> _YOUR TASK_: Write the data out again exactly, with no pictures.

╔══

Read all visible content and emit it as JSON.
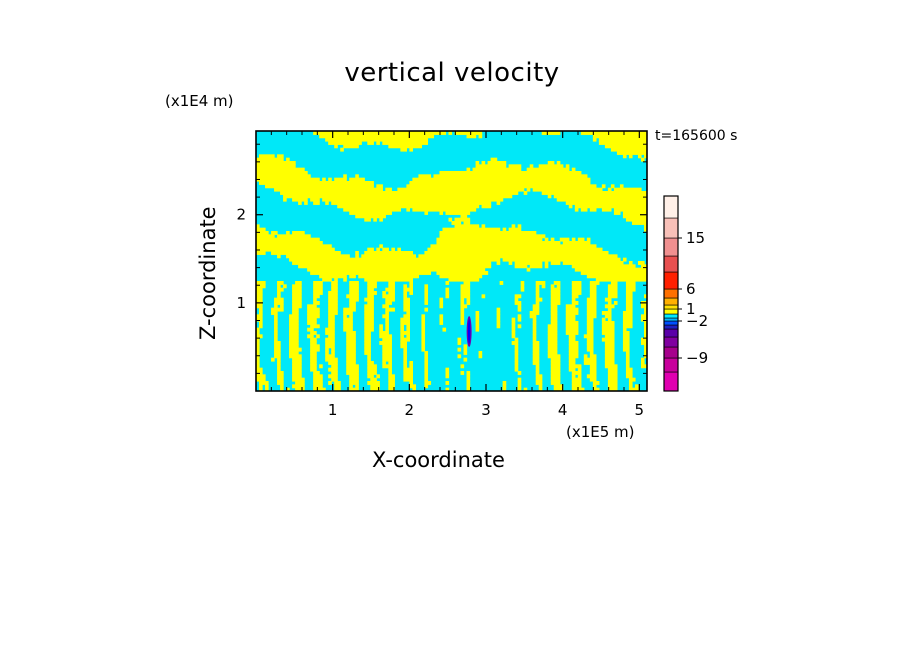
{
  "chart_data": {
    "type": "heatmap",
    "title": "vertical velocity",
    "xlabel": "X-coordinate",
    "ylabel": "Z-coordinate",
    "x_units": "(x1E5 m)",
    "z_units": "(x1E4 m)",
    "time_label": "t=165600 s",
    "xlim": [
      0,
      5.1
    ],
    "zlim": [
      0,
      2.95
    ],
    "x_ticks": [
      {
        "v": 1,
        "label": "1"
      },
      {
        "v": 2,
        "label": "2"
      },
      {
        "v": 3,
        "label": "3"
      },
      {
        "v": 4,
        "label": "4"
      },
      {
        "v": 5,
        "label": "5"
      }
    ],
    "z_ticks": [
      {
        "v": 1,
        "label": "1"
      },
      {
        "v": 2,
        "label": "2"
      }
    ],
    "colorbar": {
      "levels": [
        -12,
        -10.5,
        -9,
        -7.5,
        -6,
        -4,
        -3,
        -2,
        -1,
        0,
        1,
        2,
        4,
        6,
        9,
        12,
        15,
        18,
        22
      ],
      "colors": [
        "#e000b0",
        "#c8009c",
        "#a6008c",
        "#8000a0",
        "#5a00a8",
        "#2020c0",
        "#0050ff",
        "#00b4ff",
        "#00eaff",
        "#ffff00",
        "#ffe000",
        "#ffb000",
        "#ff7000",
        "#ff2000",
        "#e85050",
        "#f09090",
        "#f8c0b8",
        "#fff0e8"
      ],
      "tick_labels": [
        {
          "v": 15,
          "label": "15"
        },
        {
          "v": 6,
          "label": "6"
        },
        {
          "v": 1,
          "label": "1"
        },
        {
          "v": -2,
          "label": "−2"
        },
        {
          "v": -9,
          "label": "−9"
        }
      ]
    },
    "field": {
      "positive_color": "#ffff00",
      "negative_color": "#00e8f8",
      "updraft_core": {
        "x": 2.78,
        "z_range": [
          0.5,
          0.85
        ],
        "color": "#7000b0"
      }
    }
  }
}
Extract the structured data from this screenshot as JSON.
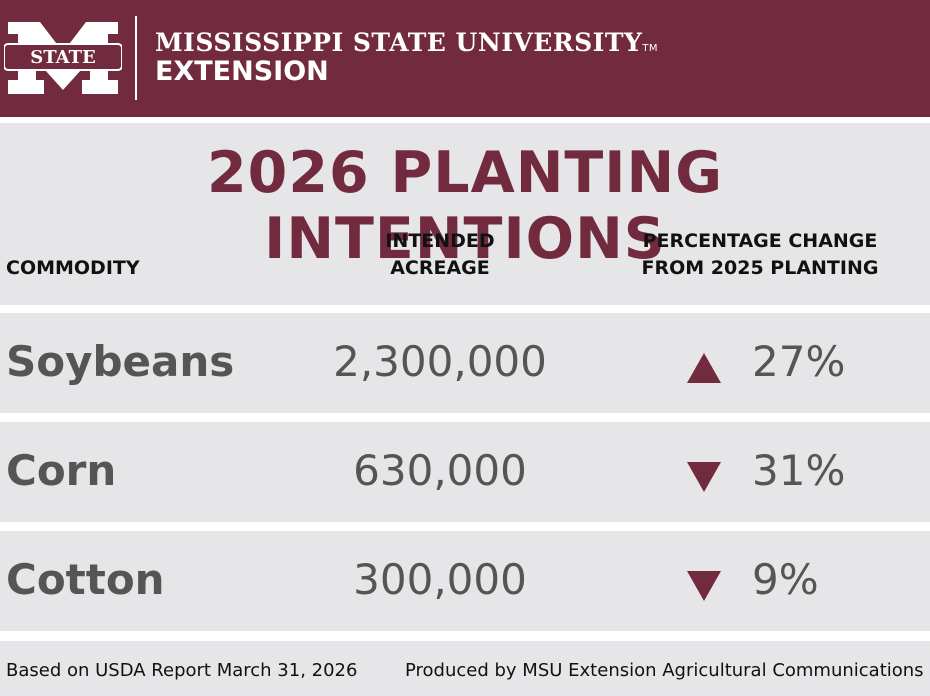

╚══

> _EXPECTED ANSWER_:
Read all visible content and emit it as JSON.
{
  "chart_data": {
    "type": "heatmap",
    "title": "vertical velocity",
    "xlabel": "X-coordinate",
    "ylabel": "Z-coordinate",
    "x_units": "(x1E5 m)",
    "z_units": "(x1E4 m)",
    "time_label": "t=165600 s",
    "xlim": [
      0,
      5.1
    ],
    "zlim": [
      0,
      2.95
    ],
    "x_ticks": [
      {
        "v": 1,
        "label": "1"
      },
      {
        "v": 2,
        "label": "2"
      },
      {
        "v": 3,
        "label": "3"
      },
      {
        "v": 4,
        "label": "4"
      },
      {
        "v": 5,
        "label": "5"
      }
    ],
    "z_ticks": [
      {
        "v": 1,
        "label": "1"
      },
      {
        "v": 2,
        "label": "2"
      }
    ],
    "colorbar": {
      "levels": [
        -12,
        -10.5,
        -9,
        -7.5,
        -6,
        -4,
        -3,
        -2,
        -1,
        0,
        1,
        2,
        4,
        6,
        9,
        12,
        15,
        18,
        22
      ],
      "colors": [
        "#e000b0",
        "#c8009c",
        "#a6008c",
        "#8000a0",
        "#5a00a8",
        "#2020c0",
        "#0050ff",
        "#00b4ff",
        "#00eaff",
        "#ffff00",
        "#ffe000",
        "#ffb000",
        "#ff7000",
        "#ff2000",
        "#e85050",
        "#f09090",
        "#f8c0b8",
        "#fff0e8"
      ],
      "tick_labels": [
        {
          "v": 15,
          "label": "15"
        },
        {
          "v": 6,
          "label": "6"
        },
        {
          "v": 1,
          "label": "1"
        },
        {
          "v": -2,
          "label": "−2"
        },
        {
          "v": -9,
          "label": "−9"
        }
      ]
    },
    "field": {
      "positive_color": "#ffff00",
      "negative_color": "#00e8f8",
      "updraft_core": {
        "x": 2.78,
        "z_range": [
          0.5,
          0.85
        ],
        "color": "#7000b0"
      }
    }
  }
}
Extract the structured data from this screenshot as JSON.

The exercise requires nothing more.